**GOAL OF THE EXERCISE:** Locate every line in the material below that has the word "JSON". Copy each of those lines.
╭─ SUPPLIED MATERIAL
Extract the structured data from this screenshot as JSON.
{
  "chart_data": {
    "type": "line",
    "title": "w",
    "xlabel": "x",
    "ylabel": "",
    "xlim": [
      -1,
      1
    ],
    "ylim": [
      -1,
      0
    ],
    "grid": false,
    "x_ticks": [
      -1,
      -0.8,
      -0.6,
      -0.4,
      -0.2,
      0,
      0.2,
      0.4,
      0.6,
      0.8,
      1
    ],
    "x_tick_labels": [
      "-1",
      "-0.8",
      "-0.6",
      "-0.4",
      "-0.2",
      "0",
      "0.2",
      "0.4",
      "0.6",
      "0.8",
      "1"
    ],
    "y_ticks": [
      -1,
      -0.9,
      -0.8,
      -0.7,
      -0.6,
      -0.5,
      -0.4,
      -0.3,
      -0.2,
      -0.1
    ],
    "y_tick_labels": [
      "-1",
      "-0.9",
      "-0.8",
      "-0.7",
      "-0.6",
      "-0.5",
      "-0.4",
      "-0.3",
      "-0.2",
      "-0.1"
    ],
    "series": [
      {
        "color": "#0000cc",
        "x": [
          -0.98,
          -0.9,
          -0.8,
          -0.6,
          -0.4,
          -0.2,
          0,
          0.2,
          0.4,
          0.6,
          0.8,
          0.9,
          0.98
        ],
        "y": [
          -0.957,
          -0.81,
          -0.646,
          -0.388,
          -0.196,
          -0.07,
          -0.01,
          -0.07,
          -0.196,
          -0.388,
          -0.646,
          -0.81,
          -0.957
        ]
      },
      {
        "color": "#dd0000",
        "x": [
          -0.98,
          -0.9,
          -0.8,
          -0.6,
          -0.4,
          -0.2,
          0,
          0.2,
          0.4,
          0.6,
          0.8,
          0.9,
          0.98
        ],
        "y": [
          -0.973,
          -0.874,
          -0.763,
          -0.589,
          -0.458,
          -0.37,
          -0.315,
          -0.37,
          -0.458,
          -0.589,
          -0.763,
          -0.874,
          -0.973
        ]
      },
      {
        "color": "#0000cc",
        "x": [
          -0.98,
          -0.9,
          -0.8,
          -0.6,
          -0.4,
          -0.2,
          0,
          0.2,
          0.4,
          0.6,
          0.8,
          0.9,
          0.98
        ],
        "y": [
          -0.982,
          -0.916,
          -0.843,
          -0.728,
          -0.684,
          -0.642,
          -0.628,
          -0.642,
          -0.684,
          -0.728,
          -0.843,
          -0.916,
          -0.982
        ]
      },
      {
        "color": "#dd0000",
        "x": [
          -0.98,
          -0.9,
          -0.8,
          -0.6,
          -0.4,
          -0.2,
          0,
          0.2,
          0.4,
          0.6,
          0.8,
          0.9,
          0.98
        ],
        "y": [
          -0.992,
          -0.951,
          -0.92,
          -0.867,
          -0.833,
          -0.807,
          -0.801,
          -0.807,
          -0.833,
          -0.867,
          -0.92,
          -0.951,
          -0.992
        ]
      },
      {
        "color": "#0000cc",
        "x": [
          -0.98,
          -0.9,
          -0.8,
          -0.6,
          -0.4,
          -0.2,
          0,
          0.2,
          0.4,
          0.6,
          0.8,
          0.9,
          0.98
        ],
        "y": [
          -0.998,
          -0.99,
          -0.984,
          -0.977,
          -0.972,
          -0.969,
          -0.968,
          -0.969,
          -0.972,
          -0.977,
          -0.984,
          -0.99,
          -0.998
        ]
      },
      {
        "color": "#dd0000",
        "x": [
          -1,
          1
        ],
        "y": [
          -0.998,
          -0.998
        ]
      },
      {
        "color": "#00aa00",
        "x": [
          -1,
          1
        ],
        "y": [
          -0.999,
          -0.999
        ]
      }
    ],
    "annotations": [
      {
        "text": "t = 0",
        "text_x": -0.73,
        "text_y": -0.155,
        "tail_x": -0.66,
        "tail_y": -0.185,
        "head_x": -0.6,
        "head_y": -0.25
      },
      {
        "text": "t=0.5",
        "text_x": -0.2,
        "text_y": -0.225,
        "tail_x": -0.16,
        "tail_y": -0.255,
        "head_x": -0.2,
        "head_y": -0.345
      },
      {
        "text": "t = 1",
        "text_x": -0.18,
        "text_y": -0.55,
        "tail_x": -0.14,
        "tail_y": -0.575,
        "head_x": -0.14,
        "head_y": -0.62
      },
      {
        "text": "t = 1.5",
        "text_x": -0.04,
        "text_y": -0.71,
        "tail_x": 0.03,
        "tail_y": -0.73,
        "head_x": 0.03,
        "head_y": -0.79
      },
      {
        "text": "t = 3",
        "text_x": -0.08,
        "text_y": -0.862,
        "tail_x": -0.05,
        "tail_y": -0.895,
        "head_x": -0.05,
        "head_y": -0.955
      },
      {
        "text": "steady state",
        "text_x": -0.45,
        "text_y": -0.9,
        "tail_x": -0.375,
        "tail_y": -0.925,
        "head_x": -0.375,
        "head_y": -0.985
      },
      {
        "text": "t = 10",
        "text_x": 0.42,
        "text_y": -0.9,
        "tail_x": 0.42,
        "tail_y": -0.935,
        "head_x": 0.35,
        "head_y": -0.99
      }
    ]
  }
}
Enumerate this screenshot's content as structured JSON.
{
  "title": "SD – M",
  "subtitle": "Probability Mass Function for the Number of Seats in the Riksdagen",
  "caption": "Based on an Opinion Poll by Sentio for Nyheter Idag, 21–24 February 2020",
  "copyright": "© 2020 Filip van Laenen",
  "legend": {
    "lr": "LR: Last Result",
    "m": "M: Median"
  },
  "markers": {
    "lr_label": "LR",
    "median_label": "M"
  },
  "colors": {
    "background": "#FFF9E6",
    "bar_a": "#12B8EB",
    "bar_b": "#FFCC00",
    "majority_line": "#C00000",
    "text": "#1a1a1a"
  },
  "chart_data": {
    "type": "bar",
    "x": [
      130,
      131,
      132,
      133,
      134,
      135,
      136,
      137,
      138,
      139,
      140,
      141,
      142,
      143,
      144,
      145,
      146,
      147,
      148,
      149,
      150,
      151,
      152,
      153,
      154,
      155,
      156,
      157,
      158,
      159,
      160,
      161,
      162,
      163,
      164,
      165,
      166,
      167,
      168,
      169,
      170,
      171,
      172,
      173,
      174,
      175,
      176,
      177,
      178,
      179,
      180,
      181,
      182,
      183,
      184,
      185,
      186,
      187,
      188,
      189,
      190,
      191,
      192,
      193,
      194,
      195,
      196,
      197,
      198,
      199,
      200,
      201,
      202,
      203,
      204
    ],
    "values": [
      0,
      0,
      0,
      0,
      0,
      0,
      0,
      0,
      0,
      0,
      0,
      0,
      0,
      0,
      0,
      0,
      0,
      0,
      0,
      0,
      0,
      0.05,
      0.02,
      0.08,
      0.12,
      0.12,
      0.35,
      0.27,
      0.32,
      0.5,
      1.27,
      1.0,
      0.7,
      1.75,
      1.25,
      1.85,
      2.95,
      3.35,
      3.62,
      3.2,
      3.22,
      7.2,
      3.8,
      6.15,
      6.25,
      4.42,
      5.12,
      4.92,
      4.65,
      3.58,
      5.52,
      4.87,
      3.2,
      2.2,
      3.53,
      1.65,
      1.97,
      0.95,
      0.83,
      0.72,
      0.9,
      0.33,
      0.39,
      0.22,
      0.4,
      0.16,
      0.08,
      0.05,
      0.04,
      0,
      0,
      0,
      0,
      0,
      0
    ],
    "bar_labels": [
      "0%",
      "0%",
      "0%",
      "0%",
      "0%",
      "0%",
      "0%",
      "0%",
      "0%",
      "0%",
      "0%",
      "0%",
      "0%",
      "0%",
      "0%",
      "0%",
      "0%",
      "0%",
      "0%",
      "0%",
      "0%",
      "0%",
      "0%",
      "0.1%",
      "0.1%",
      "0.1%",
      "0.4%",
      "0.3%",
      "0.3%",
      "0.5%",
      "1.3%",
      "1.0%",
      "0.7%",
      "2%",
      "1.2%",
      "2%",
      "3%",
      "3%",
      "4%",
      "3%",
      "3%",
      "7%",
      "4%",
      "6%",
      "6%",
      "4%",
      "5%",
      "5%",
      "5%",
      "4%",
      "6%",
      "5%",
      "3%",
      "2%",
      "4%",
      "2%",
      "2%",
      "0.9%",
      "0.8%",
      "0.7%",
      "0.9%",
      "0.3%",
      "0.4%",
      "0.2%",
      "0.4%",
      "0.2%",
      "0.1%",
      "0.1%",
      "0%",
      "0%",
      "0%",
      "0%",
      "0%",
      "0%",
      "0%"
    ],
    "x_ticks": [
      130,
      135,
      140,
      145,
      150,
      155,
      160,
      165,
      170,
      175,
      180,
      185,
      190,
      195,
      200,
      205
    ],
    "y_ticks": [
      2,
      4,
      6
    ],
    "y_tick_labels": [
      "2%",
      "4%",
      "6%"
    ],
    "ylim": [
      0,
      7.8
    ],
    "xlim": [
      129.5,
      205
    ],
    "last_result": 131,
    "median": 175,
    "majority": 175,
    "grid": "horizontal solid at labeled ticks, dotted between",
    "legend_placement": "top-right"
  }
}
╰─
**EXERCISE ANSWER:**
Extract the structured data from this screenshot as JSON.
Enumerate this screenshot's content as structured JSON.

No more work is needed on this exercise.